WHAT IS NEEDED -> Will you quote all of the entries, word for word?

DATA PROVIDED ->
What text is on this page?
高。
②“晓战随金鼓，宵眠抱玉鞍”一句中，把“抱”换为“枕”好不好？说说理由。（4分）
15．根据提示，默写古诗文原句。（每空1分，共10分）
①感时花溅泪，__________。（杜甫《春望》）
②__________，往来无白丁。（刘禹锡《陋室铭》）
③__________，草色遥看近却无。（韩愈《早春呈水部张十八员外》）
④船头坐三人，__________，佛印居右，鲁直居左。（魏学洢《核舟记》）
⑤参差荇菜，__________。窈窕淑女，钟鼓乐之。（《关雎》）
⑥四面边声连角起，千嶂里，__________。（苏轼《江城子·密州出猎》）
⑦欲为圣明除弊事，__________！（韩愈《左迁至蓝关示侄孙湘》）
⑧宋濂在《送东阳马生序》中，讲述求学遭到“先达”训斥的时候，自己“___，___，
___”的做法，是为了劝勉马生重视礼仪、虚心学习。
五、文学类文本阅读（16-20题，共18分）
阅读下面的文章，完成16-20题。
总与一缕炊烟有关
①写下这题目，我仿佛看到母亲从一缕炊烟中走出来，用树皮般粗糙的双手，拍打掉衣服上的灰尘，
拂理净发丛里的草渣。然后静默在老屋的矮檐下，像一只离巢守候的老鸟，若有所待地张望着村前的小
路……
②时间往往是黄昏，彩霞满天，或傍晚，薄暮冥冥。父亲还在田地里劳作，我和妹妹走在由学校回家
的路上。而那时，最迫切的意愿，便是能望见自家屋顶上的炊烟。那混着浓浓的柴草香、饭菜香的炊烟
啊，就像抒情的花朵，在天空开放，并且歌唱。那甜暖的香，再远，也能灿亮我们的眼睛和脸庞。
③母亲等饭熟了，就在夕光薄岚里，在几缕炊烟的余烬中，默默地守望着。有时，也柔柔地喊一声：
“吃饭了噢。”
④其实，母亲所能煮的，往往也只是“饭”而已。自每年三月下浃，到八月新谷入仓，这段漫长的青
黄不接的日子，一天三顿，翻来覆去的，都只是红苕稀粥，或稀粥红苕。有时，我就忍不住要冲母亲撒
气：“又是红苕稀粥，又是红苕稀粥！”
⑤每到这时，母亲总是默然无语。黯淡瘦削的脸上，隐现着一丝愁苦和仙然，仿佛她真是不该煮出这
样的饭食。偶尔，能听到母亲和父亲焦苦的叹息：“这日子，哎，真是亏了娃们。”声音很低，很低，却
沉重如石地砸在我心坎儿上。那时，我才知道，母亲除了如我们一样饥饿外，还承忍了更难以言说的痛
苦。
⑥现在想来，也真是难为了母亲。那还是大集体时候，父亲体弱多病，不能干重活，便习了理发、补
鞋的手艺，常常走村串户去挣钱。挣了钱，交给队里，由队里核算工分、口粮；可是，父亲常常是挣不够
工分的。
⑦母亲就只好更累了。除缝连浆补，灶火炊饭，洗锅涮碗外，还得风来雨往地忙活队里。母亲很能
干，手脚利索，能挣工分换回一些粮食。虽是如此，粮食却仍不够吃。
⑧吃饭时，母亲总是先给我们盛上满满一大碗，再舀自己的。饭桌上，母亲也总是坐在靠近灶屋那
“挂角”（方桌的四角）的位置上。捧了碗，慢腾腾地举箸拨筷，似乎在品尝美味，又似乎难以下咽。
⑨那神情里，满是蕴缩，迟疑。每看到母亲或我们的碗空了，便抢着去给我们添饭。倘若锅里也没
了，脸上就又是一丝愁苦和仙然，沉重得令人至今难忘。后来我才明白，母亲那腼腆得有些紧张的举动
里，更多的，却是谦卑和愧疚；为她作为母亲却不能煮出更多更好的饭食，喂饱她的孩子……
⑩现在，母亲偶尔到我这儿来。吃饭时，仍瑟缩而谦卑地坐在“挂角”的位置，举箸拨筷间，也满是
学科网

FINAL ANSWER ->
What text is on this page?
高。
②“晓战随金鼓，宵眠抱玉鞍”一句中，把“抱”换为“枕”好不好？说说理由。（4分）
15．根据提示，默写古诗文原句。（每空1分，共10分）
①感时花溅泪，__________。（杜甫《春望》）
②__________，往来无白丁。（刘禹锡《陋室铭》）
③__________，草色遥看近却无。（韩愈《早春呈水部张十八员外》）
④船头坐三人，__________，佛印居右，鲁直居左。（魏学洢《核舟记》）
⑤参差荇菜，__________。窈窕淑女，钟鼓乐之。（《关雎》）
⑥四面边声连角起，千嶂里，__________。（苏轼《江城子·密州出猎》）
⑦欲为圣明除弊事，__________！（韩愈《左迁至蓝关示侄孙湘》）
⑧宋濂在《送东阳马生序》中，讲述求学遭到“先达”训斥的时候，自己“___，___，
___”的做法，是为了劝勉马生重视礼仪、虚心学习。
五、文学类文本阅读（16-20题，共18分）
阅读下面的文章，完成16-20题。
总与一缕炊烟有关
①写下这题目，我仿佛看到母亲从一缕炊烟中走出来，用树皮般粗糙的双手，拍打掉衣服上的灰尘，
拂理净发丛里的草渣。然后静默在老屋的矮檐下，像一只离巢守候的老鸟，若有所待地张望着村前的小
路……
②时间往往是黄昏，彩霞满天，或傍晚，薄暮冥冥。父亲还在田地里劳作，我和妹妹走在由学校回家
的路上。而那时，最迫切的意愿，便是能望见自家屋顶上的炊烟。那混着浓浓的柴草香、饭菜香的炊烟
啊，就像抒情的花朵，在天空开放，并且歌唱。那甜暖的香，再远，也能灿亮我们的眼睛和脸庞。
③母亲等饭熟了，就在夕光薄岚里，在几缕炊烟的余烬中，默默地守望着。有时，也柔柔地喊一声：
“吃饭了噢。”
④其实，母亲所能煮的，往往也只是“饭”而已。自每年三月下浃，到八月新谷入仓，这段漫长的青
黄不接的日子，一天三顿，翻来覆去的，都只是红苕稀粥，或稀粥红苕。有时，我就忍不住要冲母亲撒
气：“又是红苕稀粥，又是红苕稀粥！”
⑤每到这时，母亲总是默然无语。黯淡瘦削的脸上，隐现着一丝愁苦和仙然，仿佛她真是不该煮出这
样的饭食。偶尔，能听到母亲和父亲焦苦的叹息：“这日子，哎，真是亏了娃们。”声音很低，很低，却
沉重如石地砸在我心坎儿上。那时，我才知道，母亲除了如我们一样饥饿外，还承忍了更难以言说的痛
苦。
⑥现在想来，也真是难为了母亲。那还是大集体时候，父亲体弱多病，不能干重活，便习了理发、补
鞋的手艺，常常走村串户去挣钱。挣了钱，交给队里，由队里核算工分、口粮；可是，父亲常常是挣不够
工分的。
⑦母亲就只好更累了。除缝连浆补，灶火炊饭，洗锅涮碗外，还得风来雨往地忙活队里。母亲很能
干，手脚利索，能挣工分换回一些粮食。虽是如此，粮食却仍不够吃。
⑧吃饭时，母亲总是先给我们盛上满满一大碗，再舀自己的。饭桌上，母亲也总是坐在靠近灶屋那
“挂角”（方桌的四角）的位置上。捧了碗，慢腾腾地举箸拨筷，似乎在品尝美味，又似乎难以下咽。
⑨那神情里，满是蕴缩，迟疑。每看到母亲或我们的碗空了，便抢着去给我们添饭。倘若锅里也没
了，脸上就又是一丝愁苦和仙然，沉重得令人至今难忘。后来我才明白，母亲那腼腆得有些紧张的举动
里，更多的，却是谦卑和愧疚；为她作为母亲却不能煮出更多更好的饭食，喂饱她的孩子……
⑩现在，母亲偶尔到我这儿来。吃饭时，仍瑟缩而谦卑地坐在“挂角”的位置，举箸拨筷间，也满是
学科网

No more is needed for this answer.